### PROBLEM TO WORK ON
Read the material below and tally how many lines hold the word "upon", giving the number and nothing else.

### Collection entries
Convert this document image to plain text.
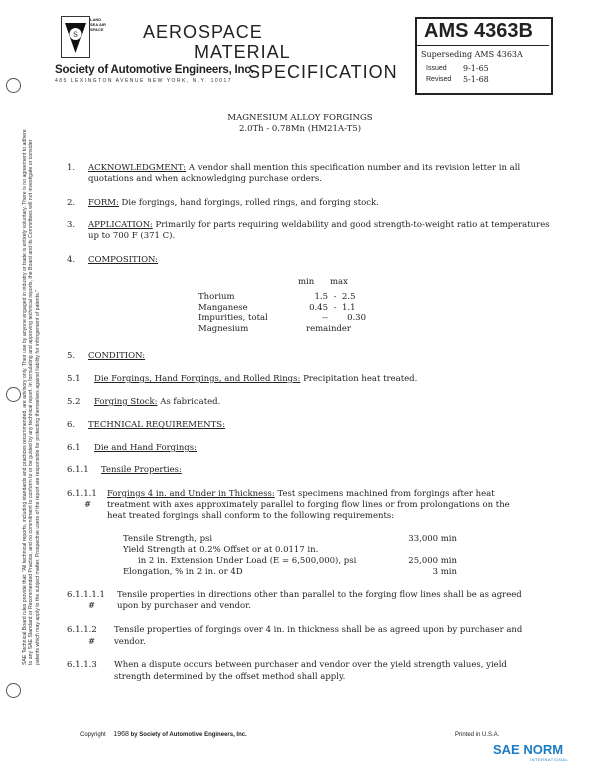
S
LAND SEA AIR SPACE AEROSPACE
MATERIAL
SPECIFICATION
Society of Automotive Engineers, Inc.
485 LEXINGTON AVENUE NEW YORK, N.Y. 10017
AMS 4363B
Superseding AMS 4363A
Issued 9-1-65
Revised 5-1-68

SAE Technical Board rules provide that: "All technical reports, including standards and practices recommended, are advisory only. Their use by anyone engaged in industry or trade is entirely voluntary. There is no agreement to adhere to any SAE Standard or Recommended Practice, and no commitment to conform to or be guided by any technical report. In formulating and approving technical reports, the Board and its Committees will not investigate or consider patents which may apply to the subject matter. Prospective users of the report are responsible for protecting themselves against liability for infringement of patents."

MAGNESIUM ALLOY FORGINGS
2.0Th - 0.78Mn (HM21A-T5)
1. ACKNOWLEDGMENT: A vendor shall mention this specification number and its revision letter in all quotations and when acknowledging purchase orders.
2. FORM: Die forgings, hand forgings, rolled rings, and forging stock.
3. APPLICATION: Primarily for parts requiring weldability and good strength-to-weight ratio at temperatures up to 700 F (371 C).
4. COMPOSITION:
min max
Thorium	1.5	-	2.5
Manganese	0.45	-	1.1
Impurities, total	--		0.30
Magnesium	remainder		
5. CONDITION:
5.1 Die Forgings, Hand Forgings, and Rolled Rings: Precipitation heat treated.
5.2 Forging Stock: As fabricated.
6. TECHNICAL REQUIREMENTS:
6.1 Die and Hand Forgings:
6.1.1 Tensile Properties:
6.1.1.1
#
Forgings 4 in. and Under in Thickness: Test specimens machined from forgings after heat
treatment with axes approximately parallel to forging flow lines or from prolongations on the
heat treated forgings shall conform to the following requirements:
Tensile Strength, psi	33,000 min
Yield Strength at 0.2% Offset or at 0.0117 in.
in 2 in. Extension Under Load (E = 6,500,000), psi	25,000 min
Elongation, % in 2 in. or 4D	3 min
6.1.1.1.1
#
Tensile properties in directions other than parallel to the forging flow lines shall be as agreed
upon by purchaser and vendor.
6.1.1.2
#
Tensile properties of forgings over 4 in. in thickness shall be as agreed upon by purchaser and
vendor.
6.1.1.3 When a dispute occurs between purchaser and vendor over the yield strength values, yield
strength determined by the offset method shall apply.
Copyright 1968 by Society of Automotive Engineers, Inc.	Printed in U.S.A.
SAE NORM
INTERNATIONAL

### SOLVED PROBLEM
2